What to produce | Go through the listing and copy each line with the string "需用过量强碱".

Records excerpted from a collection |
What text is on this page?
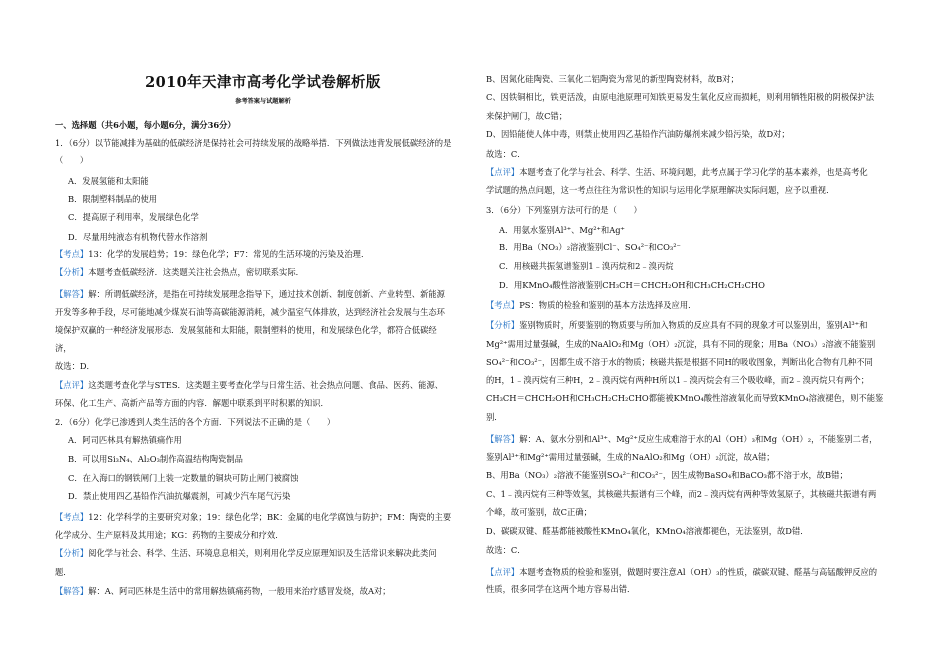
2010年天津市高考化学试卷解析版
参考答案与试题解析
一、选择题（共6小题，每小题6分，满分36分）
1．（6分）以节能减排为基础的低碳经济是保持社会可持续发展的战略举措．下列做法违背发展低碳经济的是
（　　）
A．发展氢能和太阳能
B．限制塑料制品的使用
C．提高原子利用率，发展绿色化学
D．尽量用纯液态有机物代替水作溶剂
【考点】13：化学的发展趋势；19：绿色化学；F7：常见的生活环境的污染及治理．
【分析】本题考查低碳经济．这类题关注社会热点，密切联系实际．
【解答】解：所谓低碳经济，是指在可持续发展理念指导下，通过技术创新、制度创新、产业转型、新能源
开发等多种手段，尽可能地减少煤炭石油等高碳能源消耗，减少温室气体排放，达到经济社会发展与生态环
境保护双赢的一种经济发展形态．发展氢能和太阳能，限制塑料的使用，和发展绿色化学，都符合低碳经
济，
故选：D．
【点评】这类题考查化学与STES．这类题主要考查化学与日常生活、社会热点问题、食品、医药、能源、
环保、化工生产、高新产品等方面的内容．解题中联系到平时积累的知识．
2．（6分）化学已渗透到人类生活的各个方面．下列说法不正确的是（　　）
A．阿司匹林具有解热镇痛作用
B．可以用Si₃N₄、Al₂O₃制作高温结构陶瓷制品
C．在入海口的钢铁闸门上装一定数量的铜块可防止闸门被腐蚀
D．禁止使用四乙基铅作汽油抗爆震剂，可减少汽车尾气污染
【考点】12：化学科学的主要研究对象；19：绿色化学；BK：金属的电化学腐蚀与防护；FM：陶瓷的主要
化学成分、生产原料及其用途；KG：药物的主要成分和疗效．
【分析】阅化学与社会、科学、生活、环境息息相关，则利用化学反应原理知识及生活常识来解决此类问
题．
【解答】解：A、阿司匹林是生活中的常用解热镇痛药物，一般用来治疗感冒发烧，故A对；
B、因氮化硅陶瓷、三氧化二铝陶瓷为常见的新型陶瓷材料，故B对；
C、因铁铜相比，铁更活泼，由原电池原理可知铁更易发生氧化反应而损耗，则利用牺牲阳极的阴极保护法
来保护闸门，故C错；
D、因铅能使人体中毒，则禁止使用四乙基铅作汽油防爆剂来减少铅污染，故D对；
故选：C．
【点评】本题考查了化学与社会、科学、生活、环境问题，此考点属于学习化学的基本素养，也是高考化
学试题的热点问题，这一考点往往为常识性的知识与运用化学原理解决实际问题，应予以重视．
3．（6分）下列鉴别方法可行的是（　　）
A．用氨水鉴别Al³⁺、Mg²⁺和Ag⁺
B．用Ba（NO₃）₂溶液鉴别Cl⁻、SO₄²⁻和CO₃²⁻
C．用核磁共振氢谱鉴别1﹣溴丙烷和2﹣溴丙烷
D．用KMnO₄酸性溶液鉴别CH₃CH＝CHCH₂OH和CH₃CH₂CH₂CHO
【考点】PS：物质的检验和鉴别的基本方法选择及应用．
【分析】鉴别物质时，所要鉴别的物质要与所加入物质的反应具有不同的现象才可以鉴别出，鉴别Al³⁺和
Mg²⁺需用过量强碱，生成的NaAlO₂和Mg（OH）₂沉淀，具有不同的现象；用Ba（NO₃）₂溶液不能鉴别
SO₄²⁻和CO₃²⁻，因都生成不溶于水的物质；核磁共振是根据不同H的吸收图象，判断出化合物有几种不同
的H，1﹣溴丙烷有三种H，2﹣溴丙烷有两种H所以1﹣溴丙烷会有三个吸收峰，而2﹣溴丙烷只有两个；
CH₃CH＝CHCH₂OH和CH₃CH₂CH₂CHO都能被KMnO₄酸性溶液氧化而导致KMnO₄溶液褪色，则不能鉴
别．
【解答】解：A、氨水分别和Al³⁺、Mg²⁺反应生成难溶于水的Al（OH）₃和Mg（OH）₂，不能鉴别二者，
鉴别Al³⁺和Mg²⁺需用过量强碱，生成的NaAlO₂和Mg（OH）₂沉淀，故A错；
B、用Ba（NO₃）₂溶液不能鉴别SO₄²⁻和CO₃²⁻，因生成物BaSO₄和BaCO₃都不溶于水，故B错；
C、1﹣溴丙烷有三种等效氢，其核磁共振谱有三个峰，而2﹣溴丙烷有两种等效氢原子，其核磁共振谱有两
个峰，故可鉴别，故C正确；
D、碳碳双键、醛基都能被酸性KMnO₄氧化，KMnO₄溶液都褪色，无法鉴别，故D错．
故选：C．
【点评】本题考查物质的检验和鉴别，做题时要注意Al（OH）₃的性质，碳碳双键、醛基与高锰酸钾反应的
性质，很多同学在这两个地方容易出错．
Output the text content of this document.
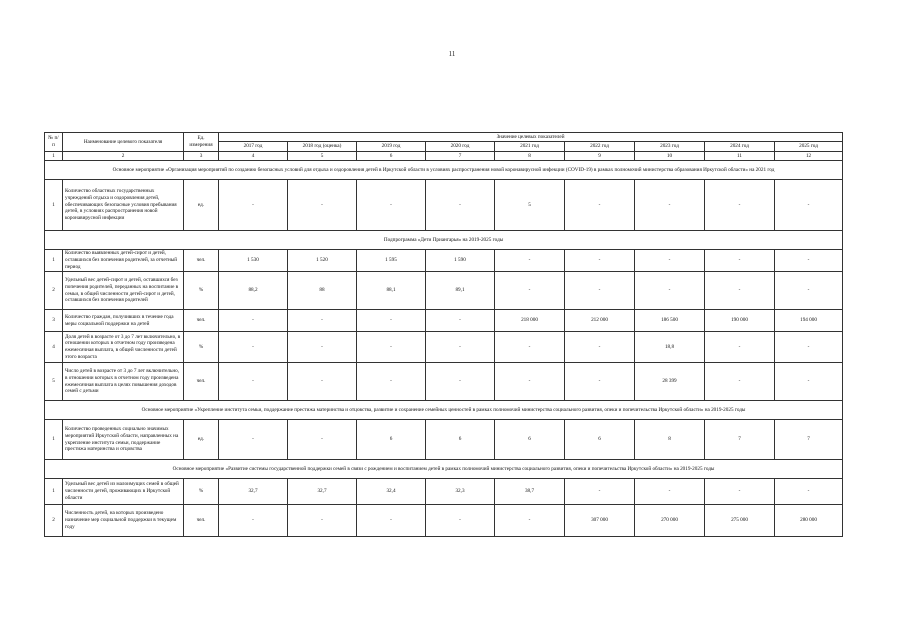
11
№ п/п	Наименование целевого показателя	Ед. измерения	Значение целевых показателей								
			2017 год	2018 год (оценка)	2019 год	2020 год	2021 год	2022 год	2023 год	2024 год	2025 год
1	2	3	4	5	6	7	8	9	10	11	12
Основное мероприятие «Организация мероприятий по созданию безопасных условий для отдыха и оздоровления детей в Иркутской области в условиях распространения новой коронавирусной инфекции (COVID-19) в рамках полномочий министерства образования Иркутской области» на 2021 год											
1	Количество областных государственных учреждений отдыха и оздоровления детей, обеспечивающих безопасные условия пребывания детей, в условиях распространения новой коронавирусной инфекции	ед.	-	-	-	-	5	-	-	-	-
Подпрограмма «Дети Приангарья» на 2019-2025 годы											
1	Количество выявленных детей-сирот и детей, оставшихся без попечения родителей, за отчетный период	чел.	1 530	1 520	1 595	1 590	-	-	-	-	-
2	Удельный вес детей-сирот и детей, оставшихся без попечения родителей, переданных на воспитание в семьи, в общей численности детей-сирот и детей, оставшихся без попечения родителей	%	88,2	88	88,1	89,1	-	-	-	-	-
3	Количество граждан, получивших в течение года меры социальной поддержки на детей	чел.	-	-	-	-	218 000	212 000	186 500	190 000	194 000
4	Доля детей в возрасте от 3 до 7 лет включительно, в отношении которых в отчетном году произведена ежемесячная выплата, в общей численности детей этого возраста	%	-	-	-	-	-	-	18,8	-	-
5	Число детей в возрасте от 3 до 7 лет включительно, в отношении которых в отчетном году произведена ежемесячная выплата в целях повышения доходов семей с детьми	чел.	-	-	-	-	-	-	28 399	-	-
Основное мероприятие «Укрепление института семьи, поддержание престижа материнства и отцовства, развитие и сохранение семейных ценностей в рамках полномочий министерства социального развития, опеки и попечительства Иркутской области» на 2019-2025 годы											
1	Количество проведенных социально значимых мероприятий Иркутской области, направленных на укрепление института семьи, поддержание престижа материнства и отцовства	ед.	-	-	6	6	6	6	8	7	7
Основное мероприятие «Развитие системы государственной поддержки семей в связи с рождением и воспитанием детей в рамках полномочий министерства социального развития, опеки и попечительства Иркутской области» на 2019-2025 годы											
1	Удельный вес детей из малоимущих семей в общей численности детей, проживающих в Иркутской области	%	32,7	32,7	32,4	32,3	38,7	-	-	-	-
2	Численность детей, на которых произведено назначение мер социальной поддержки в текущем году	чел.	-	-	-	-	-	307 000	270 000	275 000	280 000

Answer for this exercise |
Mg²⁺需用过量强碱，生成的NaAlO₂和Mg（OH）₂沉淀，具有不同的现象；用Ba（NO₃）₂溶液不能鉴别
鉴别Al³⁺和Mg²⁺需用过量强碱，生成的NaAlO₂和Mg（OH）₂沉淀，故A错；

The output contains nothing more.